==== Provided information

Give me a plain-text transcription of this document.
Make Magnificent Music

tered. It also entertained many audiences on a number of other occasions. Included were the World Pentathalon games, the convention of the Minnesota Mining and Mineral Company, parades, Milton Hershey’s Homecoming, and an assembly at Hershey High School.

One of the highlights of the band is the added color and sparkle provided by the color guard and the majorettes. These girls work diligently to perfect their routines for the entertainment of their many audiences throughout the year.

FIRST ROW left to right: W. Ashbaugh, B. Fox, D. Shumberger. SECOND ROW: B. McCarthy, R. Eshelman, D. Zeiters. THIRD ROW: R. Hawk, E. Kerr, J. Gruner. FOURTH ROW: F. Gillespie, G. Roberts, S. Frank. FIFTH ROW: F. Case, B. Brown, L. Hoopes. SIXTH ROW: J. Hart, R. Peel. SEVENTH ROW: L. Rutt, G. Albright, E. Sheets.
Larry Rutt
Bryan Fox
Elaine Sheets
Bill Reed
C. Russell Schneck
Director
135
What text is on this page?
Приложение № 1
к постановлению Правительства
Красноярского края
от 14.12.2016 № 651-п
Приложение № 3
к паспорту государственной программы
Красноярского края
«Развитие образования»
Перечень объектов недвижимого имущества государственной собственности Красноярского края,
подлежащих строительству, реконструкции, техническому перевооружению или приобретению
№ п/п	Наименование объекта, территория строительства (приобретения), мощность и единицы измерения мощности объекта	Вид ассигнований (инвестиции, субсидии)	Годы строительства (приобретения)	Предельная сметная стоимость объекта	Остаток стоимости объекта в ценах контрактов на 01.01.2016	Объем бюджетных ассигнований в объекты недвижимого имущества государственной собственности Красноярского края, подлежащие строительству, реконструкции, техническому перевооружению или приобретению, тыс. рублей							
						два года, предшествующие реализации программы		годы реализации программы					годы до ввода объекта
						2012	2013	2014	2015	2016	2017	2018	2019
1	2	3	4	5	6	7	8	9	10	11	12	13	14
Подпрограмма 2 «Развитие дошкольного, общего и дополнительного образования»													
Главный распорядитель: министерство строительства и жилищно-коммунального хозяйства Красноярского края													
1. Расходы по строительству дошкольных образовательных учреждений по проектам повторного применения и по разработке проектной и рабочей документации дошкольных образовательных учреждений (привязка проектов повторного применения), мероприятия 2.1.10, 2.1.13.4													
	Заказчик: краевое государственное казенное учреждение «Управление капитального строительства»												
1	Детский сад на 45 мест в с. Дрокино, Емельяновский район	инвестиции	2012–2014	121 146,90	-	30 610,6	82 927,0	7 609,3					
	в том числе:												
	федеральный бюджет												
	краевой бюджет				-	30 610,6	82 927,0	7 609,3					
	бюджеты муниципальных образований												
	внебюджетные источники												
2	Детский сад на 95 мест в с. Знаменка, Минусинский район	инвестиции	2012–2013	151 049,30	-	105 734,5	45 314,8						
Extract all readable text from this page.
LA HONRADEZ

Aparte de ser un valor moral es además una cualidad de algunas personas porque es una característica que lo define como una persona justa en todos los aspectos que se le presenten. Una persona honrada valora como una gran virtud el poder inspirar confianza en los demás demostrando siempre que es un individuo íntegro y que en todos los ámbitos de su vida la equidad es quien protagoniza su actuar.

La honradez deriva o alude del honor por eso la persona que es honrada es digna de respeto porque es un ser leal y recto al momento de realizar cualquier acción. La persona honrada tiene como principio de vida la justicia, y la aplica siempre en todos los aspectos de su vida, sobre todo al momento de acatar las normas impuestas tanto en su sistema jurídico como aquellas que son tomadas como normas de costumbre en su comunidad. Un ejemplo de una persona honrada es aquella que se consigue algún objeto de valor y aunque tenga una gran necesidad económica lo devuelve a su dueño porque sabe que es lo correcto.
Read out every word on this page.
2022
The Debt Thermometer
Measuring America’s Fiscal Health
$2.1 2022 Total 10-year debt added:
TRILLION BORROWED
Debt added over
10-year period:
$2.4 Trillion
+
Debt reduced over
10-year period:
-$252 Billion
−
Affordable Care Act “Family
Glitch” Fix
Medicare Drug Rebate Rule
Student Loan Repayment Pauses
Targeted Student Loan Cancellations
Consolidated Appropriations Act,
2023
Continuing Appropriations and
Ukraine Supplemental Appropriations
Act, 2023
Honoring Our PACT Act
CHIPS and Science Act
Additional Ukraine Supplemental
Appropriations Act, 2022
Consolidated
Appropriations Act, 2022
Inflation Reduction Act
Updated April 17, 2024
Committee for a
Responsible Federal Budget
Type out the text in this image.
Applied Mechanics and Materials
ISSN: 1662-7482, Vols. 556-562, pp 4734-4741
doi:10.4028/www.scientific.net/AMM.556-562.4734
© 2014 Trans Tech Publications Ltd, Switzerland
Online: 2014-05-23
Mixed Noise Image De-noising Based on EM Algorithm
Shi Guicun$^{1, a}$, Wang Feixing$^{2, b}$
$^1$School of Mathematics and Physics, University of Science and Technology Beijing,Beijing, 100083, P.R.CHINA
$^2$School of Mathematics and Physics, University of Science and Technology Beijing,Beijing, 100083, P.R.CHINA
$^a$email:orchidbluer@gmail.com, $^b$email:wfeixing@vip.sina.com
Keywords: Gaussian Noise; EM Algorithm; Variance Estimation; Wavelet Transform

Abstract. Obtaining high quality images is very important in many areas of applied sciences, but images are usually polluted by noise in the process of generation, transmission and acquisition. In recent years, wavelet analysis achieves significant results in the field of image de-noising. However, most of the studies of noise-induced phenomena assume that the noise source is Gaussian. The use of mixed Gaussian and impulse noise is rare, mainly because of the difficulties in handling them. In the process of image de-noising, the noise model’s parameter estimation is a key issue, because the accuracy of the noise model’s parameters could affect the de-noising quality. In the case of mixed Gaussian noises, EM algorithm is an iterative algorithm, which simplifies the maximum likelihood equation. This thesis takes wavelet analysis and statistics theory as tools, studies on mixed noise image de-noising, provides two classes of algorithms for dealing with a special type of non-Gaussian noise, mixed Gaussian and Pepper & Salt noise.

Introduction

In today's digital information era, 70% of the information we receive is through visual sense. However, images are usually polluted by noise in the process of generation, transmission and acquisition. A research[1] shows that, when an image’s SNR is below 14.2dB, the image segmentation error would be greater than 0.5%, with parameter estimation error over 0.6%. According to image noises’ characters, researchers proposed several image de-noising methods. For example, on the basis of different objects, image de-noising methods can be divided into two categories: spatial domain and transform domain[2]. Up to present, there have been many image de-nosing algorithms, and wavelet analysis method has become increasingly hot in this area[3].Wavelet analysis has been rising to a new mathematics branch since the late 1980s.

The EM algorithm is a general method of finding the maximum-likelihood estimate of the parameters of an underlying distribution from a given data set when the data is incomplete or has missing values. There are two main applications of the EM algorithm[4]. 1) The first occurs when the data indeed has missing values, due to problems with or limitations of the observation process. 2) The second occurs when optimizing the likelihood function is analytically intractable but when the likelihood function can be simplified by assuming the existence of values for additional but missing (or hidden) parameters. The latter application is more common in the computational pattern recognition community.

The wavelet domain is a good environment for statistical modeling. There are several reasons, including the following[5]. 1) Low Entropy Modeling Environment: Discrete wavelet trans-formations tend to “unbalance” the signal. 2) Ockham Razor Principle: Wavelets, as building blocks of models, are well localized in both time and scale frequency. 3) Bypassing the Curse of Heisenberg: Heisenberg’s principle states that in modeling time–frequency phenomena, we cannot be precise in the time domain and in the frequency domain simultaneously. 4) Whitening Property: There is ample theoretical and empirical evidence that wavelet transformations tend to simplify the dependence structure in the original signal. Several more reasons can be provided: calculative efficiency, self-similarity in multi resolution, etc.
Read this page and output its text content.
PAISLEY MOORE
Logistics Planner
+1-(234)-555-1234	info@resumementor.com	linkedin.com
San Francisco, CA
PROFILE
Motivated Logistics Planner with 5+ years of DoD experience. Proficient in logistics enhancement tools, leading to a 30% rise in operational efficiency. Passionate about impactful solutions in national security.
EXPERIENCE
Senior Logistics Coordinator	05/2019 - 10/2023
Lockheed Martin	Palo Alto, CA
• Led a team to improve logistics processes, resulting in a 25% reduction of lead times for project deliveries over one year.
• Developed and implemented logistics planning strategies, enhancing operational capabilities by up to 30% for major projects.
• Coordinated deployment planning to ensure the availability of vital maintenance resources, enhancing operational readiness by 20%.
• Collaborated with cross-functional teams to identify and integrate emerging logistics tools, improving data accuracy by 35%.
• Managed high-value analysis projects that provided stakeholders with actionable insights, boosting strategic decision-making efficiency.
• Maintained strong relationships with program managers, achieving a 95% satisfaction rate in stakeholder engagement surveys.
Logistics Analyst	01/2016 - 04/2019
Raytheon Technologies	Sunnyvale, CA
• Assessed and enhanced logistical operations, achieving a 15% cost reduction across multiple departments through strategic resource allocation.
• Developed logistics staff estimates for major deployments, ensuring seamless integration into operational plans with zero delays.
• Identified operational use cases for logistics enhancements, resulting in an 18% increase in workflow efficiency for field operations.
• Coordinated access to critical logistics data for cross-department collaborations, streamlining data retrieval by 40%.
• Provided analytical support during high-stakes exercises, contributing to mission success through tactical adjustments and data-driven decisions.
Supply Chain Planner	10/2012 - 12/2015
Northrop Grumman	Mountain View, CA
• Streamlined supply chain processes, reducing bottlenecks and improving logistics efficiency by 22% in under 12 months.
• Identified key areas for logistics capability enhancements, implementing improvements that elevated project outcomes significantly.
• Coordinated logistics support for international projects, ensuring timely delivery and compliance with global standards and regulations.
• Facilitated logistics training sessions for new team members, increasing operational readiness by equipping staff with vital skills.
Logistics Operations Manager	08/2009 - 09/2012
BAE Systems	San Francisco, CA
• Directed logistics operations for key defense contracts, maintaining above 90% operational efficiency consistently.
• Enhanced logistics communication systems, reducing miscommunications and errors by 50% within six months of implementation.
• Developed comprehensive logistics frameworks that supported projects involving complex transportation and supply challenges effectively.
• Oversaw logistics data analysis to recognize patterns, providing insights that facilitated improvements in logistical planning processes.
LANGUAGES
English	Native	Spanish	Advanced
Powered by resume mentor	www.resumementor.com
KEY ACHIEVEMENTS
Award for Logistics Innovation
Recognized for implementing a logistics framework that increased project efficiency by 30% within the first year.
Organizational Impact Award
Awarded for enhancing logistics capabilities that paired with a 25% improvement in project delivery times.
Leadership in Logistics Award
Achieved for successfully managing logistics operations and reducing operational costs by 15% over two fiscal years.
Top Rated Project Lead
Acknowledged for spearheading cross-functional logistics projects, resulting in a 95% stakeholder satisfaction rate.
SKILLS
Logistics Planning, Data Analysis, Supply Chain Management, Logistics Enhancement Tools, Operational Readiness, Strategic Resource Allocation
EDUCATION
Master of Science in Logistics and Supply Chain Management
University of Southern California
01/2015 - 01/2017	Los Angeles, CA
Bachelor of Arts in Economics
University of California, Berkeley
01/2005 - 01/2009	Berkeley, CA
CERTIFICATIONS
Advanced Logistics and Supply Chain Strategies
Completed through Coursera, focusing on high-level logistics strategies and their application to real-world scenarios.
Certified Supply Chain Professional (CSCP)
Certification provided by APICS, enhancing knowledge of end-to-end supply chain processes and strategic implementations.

========

__Exercise goal__:
List every line above that holds the word "Identified".

__Solution to the problem__:
• Identified operational use cases for logistics enhancements, resulting in an 18% increase in workflow efficiency for field operations.
• Identified key areas for logistics capability enhancements, implementing improvements that elevated project outcomes significantly.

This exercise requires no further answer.